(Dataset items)
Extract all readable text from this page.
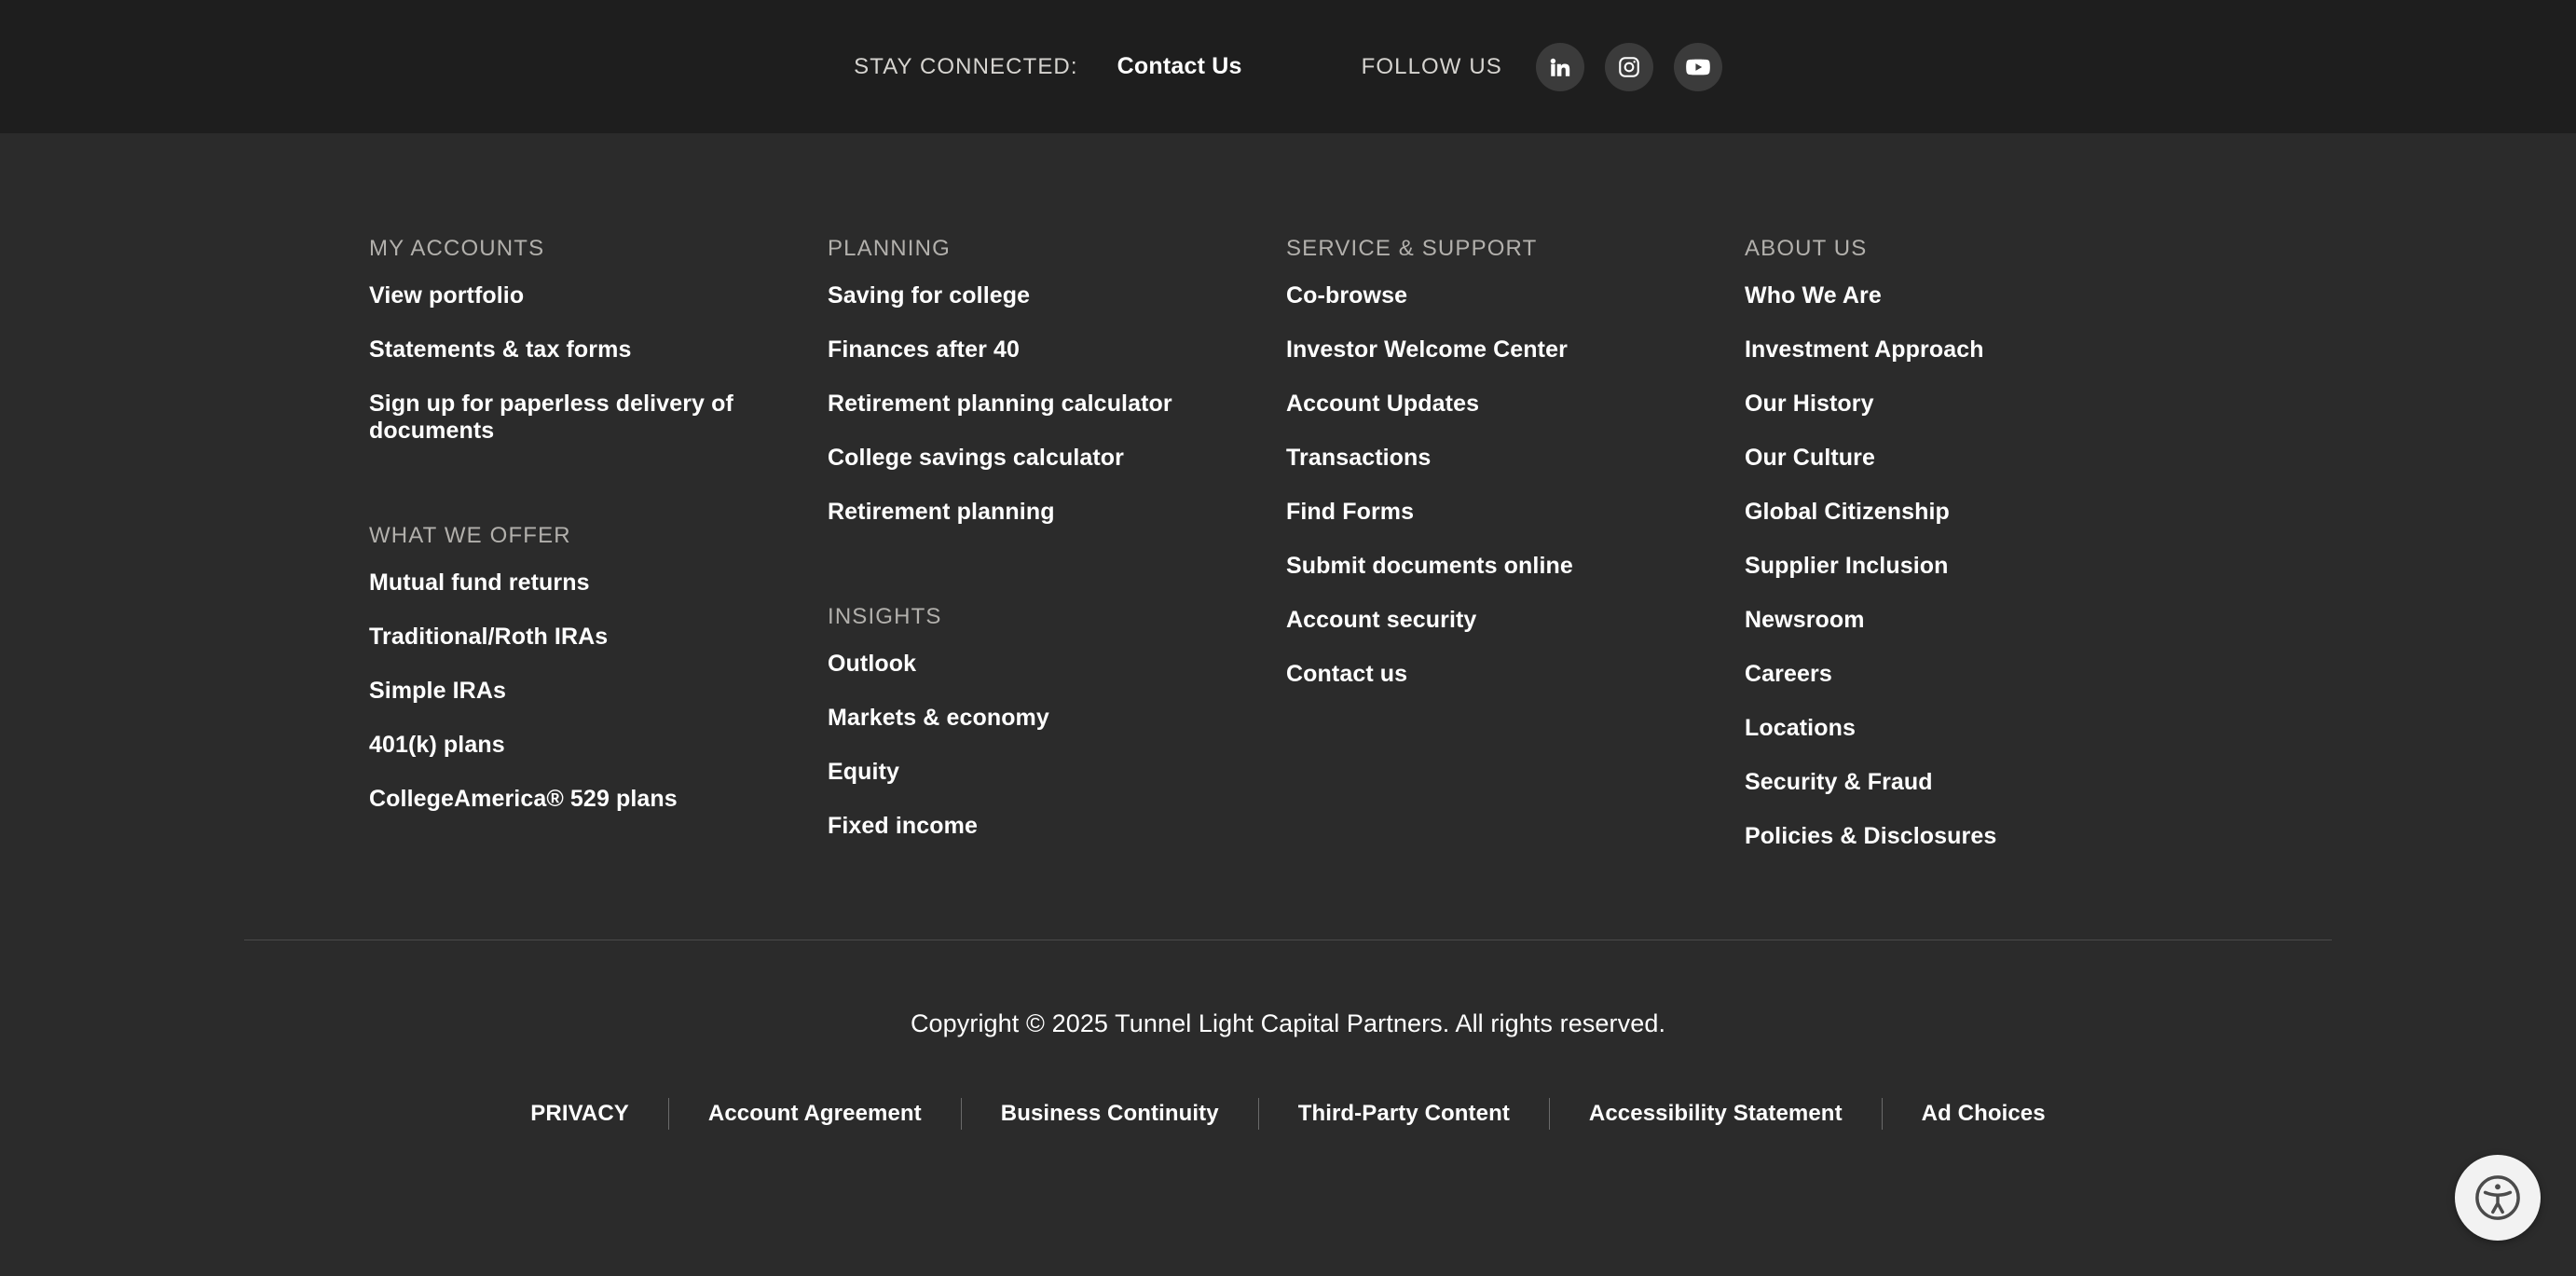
STAY CONNECTED: Contact Us	FOLLOW US
MY ACCOUNTS
View portfolio
Statements & tax forms
Sign up for paperless delivery of documents
WHAT WE OFFER
Mutual fund returns
Traditional/Roth IRAs
Simple IRAs
401(k) plans
CollegeAmerica® 529 plans
PLANNING
Saving for college
Finances after 40
Retirement planning calculator
College savings calculator
Retirement planning
INSIGHTS
Outlook
Markets & economy
Equity
Fixed income
SERVICE & SUPPORT
Co-browse
Investor Welcome Center
Account Updates
Transactions
Find Forms
Submit documents online
Account security
Contact us
ABOUT US
Who We Are
Investment Approach
Our History
Our Culture
Global Citizenship
Supplier Inclusion
Newsroom
Careers
Locations
Security & Fraud
Policies & Disclosures
Copyright © 2025 Tunnel Light Capital Partners. All rights reserved.
PRIVACY	Account Agreement	Business Continuity	Third-Party Content	Accessibility Statement	Ad Choices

▶ _AIM OF THE EXERCISE_
Gather each line of the records holding the string "Contact".

▶ _WORKED ANSWER_
STAY CONNECTED: Contact Us	FOLLOW US
Contact us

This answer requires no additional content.